**WHAT THIS TASK INVOLVES**:
Write out the passage on opaque predicates starting with "Circumvention⌗" and going on through "on conditional branches.".

**QUOTED PASSAGE**:
--------------------
A simple example of what opaque predicates are can be shown in the following C code:
#include <stdio.h>
int main (int argc, char **argv) {
int a=3, b=4;
if(a == b) { // opaque predicate
puts("This is never going to execute");
return 1;
}
puts("predifined control flow");
return 0;
}
This same concept can be extrapolated to more complex equalities/conditions usually appearing in high volume on a subject obfuscated application. Depending on the implementation sophistication of this technique, control flow clarity can be highly affected and therefore the interpretation and time of analysis of a subject application.
Circumvention⌗
One approach to identify opaque predicates is to use Symbolic Execution along with an SMT solver in order to check feasibility on conditional branches.
How it works:
- Execute a program sequentially while treating input values as symbols that represent all possible values.
- Add constraints on symbols.
- Path Constraint: Constraints to execute a path.
- Symbolic Store: Updated symbol information.
- When the target address of the conditional jump is reached, solve the constraints with a SMT solver and get a concrete input value.
- Need to convert IR to SMT solver-acceptable expressions.
Opaque predicates have a deterministic feasibility regardless of input values. Therefore, we can invoke a SMT solver at every conditional branch and verify whether there is an input value that evaluates the condition to a True or False result. If a subject conditional branch is not dependant on a input value the branch should be an opaque predicate. We can apply the technique discussed above and attempt to detect opaque predicates via Symbolic Execution + SMT solver.
--------------------
**MATERIAL**:
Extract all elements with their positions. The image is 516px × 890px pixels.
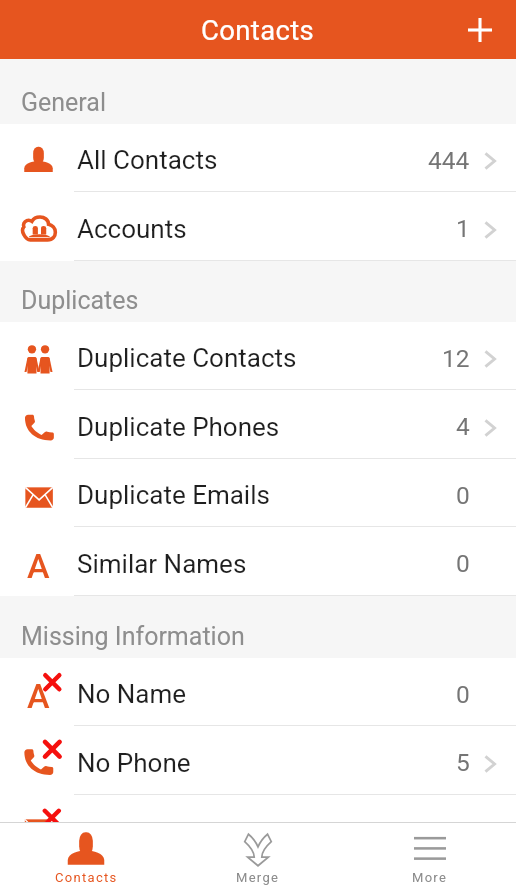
--------------------
**TASK SOLUTION**:
Circumvention⌗
One approach to identify opaque predicates is to use Symbolic Execution along with an SMT solver in order to check feasibility on conditional branches.